* Start PROVIDED INFORMATION *
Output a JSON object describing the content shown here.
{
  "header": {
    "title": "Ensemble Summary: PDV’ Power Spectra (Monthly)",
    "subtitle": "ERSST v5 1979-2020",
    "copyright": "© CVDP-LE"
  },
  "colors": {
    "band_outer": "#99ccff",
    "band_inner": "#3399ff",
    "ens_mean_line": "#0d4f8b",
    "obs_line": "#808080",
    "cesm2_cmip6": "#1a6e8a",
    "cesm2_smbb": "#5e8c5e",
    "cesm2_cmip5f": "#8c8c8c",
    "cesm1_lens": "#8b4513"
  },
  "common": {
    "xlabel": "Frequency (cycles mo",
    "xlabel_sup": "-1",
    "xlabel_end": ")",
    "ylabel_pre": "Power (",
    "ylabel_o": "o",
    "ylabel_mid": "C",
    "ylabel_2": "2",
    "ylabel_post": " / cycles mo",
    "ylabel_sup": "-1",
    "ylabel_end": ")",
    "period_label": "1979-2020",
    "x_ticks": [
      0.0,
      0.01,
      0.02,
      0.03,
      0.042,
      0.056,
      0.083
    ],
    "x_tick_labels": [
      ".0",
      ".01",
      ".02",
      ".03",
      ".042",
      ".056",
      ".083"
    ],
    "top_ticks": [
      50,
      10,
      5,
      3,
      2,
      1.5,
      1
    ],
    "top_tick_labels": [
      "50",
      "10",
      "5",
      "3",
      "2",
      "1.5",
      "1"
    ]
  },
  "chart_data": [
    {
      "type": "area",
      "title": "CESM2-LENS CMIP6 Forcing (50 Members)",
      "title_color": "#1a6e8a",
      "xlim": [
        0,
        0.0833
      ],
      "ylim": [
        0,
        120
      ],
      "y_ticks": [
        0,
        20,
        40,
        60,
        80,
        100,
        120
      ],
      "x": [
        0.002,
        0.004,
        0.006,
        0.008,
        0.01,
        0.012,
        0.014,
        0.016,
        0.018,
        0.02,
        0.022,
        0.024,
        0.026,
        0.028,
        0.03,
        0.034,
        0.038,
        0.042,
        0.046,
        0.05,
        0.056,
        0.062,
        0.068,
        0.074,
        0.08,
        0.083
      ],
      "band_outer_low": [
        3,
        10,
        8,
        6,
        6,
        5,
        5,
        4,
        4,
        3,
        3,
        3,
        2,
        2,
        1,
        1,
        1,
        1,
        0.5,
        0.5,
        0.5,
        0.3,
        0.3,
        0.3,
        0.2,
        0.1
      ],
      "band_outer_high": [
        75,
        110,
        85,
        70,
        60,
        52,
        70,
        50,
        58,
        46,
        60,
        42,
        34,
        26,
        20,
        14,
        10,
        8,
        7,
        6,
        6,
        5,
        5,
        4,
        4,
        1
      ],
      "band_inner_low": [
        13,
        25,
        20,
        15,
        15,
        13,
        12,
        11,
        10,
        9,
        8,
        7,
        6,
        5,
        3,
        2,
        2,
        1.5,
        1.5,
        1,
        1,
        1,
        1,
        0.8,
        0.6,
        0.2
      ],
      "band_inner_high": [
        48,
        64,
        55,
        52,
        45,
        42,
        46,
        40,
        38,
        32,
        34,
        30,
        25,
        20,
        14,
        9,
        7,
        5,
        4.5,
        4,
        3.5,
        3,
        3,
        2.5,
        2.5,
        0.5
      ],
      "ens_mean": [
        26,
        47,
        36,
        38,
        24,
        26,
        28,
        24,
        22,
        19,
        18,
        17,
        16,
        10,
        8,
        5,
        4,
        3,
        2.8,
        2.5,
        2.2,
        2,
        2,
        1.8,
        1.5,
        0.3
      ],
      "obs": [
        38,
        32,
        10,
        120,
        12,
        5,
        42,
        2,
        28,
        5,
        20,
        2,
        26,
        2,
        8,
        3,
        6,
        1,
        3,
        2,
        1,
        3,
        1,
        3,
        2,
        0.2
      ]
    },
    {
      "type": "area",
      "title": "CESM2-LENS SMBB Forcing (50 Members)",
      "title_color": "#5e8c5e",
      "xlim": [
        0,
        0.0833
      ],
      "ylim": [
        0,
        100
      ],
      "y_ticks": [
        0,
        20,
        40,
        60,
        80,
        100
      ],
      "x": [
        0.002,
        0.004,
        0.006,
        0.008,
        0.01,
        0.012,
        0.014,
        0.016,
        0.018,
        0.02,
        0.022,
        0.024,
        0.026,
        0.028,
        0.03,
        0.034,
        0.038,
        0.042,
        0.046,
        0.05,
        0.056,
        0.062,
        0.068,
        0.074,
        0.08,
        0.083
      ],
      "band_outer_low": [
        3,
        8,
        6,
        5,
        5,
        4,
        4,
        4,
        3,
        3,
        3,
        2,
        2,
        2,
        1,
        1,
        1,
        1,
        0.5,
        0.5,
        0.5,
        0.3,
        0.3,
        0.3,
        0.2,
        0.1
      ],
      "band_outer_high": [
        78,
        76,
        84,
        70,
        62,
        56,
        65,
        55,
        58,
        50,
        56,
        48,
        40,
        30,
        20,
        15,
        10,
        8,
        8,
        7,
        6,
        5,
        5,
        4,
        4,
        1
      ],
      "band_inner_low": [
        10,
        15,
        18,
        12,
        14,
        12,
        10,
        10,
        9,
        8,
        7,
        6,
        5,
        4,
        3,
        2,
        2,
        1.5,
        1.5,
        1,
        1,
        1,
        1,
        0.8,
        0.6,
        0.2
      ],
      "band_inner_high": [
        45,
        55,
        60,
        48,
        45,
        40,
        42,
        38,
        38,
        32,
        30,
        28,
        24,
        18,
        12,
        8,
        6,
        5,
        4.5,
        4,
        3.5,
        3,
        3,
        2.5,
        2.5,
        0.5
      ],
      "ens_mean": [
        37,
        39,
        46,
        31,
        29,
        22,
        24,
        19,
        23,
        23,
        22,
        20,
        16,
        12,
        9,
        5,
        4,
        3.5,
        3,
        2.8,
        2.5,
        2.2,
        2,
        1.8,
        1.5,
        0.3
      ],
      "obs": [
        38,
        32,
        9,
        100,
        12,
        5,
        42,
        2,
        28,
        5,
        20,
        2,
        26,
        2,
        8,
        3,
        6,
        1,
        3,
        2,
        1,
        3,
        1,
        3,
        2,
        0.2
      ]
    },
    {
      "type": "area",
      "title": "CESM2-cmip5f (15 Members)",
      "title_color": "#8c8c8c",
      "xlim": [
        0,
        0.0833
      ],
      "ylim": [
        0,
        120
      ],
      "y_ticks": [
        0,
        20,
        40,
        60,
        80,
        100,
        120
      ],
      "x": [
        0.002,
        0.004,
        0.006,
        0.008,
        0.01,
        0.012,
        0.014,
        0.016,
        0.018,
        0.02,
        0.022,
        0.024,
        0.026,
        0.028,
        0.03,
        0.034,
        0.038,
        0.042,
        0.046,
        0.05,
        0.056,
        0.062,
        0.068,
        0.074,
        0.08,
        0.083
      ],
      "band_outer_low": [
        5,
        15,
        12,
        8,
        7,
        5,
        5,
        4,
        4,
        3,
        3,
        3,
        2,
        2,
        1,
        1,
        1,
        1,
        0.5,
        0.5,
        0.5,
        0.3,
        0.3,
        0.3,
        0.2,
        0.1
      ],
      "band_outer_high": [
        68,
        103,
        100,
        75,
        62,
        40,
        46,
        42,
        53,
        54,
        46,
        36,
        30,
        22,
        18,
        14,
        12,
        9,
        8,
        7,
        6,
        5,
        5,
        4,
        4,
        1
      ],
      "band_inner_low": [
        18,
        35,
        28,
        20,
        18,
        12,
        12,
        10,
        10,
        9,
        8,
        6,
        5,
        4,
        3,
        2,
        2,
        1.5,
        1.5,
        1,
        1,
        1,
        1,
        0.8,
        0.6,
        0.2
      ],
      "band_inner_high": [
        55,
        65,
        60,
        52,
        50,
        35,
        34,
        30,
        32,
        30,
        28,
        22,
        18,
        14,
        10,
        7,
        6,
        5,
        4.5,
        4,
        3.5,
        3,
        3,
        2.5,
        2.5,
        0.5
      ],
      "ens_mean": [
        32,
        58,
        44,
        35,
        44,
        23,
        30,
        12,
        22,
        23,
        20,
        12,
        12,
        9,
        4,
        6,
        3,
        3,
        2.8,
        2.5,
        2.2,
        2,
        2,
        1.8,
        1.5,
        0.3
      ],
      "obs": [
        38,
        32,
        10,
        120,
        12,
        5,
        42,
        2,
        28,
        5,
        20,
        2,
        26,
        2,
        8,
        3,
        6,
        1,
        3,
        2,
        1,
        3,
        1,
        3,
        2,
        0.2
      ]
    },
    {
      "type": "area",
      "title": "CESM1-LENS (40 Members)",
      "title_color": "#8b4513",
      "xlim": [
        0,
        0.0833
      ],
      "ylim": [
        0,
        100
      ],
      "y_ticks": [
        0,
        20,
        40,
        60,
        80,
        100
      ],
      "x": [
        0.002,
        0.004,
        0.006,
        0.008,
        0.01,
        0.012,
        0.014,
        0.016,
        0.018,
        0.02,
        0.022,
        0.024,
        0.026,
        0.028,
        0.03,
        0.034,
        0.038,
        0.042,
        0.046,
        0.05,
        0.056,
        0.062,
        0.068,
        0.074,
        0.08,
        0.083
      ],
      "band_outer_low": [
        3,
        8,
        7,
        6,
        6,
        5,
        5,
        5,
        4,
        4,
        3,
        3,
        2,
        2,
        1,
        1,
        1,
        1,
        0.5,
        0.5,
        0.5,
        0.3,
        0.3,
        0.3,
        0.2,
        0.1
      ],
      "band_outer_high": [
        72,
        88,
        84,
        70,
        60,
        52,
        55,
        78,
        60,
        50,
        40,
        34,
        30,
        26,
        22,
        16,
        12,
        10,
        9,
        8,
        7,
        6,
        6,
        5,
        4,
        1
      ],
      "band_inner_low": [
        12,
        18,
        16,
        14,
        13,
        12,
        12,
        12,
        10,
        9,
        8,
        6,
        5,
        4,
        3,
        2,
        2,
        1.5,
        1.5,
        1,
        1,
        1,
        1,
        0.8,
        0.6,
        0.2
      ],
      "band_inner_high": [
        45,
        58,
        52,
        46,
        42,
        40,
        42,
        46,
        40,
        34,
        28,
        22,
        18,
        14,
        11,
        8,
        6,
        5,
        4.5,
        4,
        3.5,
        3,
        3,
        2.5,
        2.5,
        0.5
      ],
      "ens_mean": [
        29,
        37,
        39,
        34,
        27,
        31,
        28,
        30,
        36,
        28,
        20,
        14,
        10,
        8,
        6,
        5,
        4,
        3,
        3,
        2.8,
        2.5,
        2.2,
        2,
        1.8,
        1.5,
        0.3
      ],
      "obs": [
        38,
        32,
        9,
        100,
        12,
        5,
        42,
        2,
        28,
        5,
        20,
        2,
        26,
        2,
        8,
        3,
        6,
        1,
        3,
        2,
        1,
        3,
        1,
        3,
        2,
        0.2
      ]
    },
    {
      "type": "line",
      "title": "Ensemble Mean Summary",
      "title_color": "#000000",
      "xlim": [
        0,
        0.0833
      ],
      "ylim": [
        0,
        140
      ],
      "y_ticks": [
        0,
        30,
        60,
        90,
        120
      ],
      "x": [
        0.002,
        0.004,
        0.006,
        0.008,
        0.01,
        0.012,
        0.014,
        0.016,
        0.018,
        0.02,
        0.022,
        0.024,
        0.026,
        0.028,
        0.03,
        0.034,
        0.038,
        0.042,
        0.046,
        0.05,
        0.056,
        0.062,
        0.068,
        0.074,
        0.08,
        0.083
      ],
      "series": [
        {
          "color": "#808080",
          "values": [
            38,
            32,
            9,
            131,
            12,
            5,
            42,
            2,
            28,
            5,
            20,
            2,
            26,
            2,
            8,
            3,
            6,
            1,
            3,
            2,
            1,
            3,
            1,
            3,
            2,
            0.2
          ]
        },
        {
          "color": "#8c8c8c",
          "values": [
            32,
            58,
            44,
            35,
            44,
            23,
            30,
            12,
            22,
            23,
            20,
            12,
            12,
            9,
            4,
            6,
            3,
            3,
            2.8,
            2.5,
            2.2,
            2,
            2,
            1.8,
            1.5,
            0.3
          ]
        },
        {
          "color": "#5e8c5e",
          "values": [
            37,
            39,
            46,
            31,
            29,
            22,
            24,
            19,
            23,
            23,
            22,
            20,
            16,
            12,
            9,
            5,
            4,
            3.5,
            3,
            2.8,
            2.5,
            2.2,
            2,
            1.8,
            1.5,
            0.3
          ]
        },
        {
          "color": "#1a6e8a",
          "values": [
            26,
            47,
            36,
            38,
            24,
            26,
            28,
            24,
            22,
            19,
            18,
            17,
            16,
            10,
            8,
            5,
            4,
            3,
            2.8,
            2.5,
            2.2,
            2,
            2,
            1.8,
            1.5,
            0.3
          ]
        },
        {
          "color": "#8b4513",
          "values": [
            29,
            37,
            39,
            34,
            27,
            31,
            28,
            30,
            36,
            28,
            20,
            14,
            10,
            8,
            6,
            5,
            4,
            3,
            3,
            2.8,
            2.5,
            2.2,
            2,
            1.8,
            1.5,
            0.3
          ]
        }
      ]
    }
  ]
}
* End PROVIDED INFORMATION *
Count every line in the listing above that holds "Forcing", then report only the count.

§ **TASK OUTPUT**
2